---- ROWS
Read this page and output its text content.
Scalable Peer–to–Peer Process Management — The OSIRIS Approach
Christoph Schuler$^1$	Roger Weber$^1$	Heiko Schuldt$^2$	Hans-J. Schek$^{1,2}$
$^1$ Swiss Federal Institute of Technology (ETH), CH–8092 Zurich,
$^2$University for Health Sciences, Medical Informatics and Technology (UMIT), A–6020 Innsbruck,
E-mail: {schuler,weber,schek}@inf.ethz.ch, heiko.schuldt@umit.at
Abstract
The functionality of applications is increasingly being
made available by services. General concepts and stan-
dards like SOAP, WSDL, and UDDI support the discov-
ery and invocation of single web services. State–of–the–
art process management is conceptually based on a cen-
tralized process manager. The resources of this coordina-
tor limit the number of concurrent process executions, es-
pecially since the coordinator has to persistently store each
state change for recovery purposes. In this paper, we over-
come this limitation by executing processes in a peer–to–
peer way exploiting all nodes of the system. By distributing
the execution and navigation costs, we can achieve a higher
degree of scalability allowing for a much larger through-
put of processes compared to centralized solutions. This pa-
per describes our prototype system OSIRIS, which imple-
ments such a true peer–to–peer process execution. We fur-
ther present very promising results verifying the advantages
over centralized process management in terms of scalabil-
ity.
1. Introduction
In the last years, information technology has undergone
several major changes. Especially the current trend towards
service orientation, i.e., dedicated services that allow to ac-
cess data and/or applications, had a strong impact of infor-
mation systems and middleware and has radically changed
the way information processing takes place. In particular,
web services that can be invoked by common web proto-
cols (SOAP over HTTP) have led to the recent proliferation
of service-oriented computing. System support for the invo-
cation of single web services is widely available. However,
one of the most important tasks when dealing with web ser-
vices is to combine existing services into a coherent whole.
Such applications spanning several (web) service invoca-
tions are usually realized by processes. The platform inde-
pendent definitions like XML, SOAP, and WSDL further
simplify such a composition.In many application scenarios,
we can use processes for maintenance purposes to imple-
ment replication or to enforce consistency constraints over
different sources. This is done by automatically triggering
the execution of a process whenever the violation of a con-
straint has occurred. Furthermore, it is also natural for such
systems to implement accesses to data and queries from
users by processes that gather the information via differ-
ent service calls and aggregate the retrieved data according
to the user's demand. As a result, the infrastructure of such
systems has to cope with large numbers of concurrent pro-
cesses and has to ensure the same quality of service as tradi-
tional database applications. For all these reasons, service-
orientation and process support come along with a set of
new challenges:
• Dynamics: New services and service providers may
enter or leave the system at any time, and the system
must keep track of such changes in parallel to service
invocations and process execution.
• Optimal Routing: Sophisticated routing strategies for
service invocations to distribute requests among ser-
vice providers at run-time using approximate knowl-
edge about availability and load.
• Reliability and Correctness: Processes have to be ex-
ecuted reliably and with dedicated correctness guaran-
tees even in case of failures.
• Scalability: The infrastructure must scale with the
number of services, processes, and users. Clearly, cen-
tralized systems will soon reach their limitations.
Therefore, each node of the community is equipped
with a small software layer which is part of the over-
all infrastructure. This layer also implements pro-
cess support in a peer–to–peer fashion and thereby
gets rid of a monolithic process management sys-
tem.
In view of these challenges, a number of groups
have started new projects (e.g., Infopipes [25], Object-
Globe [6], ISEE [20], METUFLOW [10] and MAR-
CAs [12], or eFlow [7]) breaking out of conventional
--------
→ WHAT IS NEEDED: Copy all lines of the material above where the string "these" occurs.

→ EXPECTED OUTPUT:
tional database applications. For all these reasons, service-
In view of these challenges, a number of groups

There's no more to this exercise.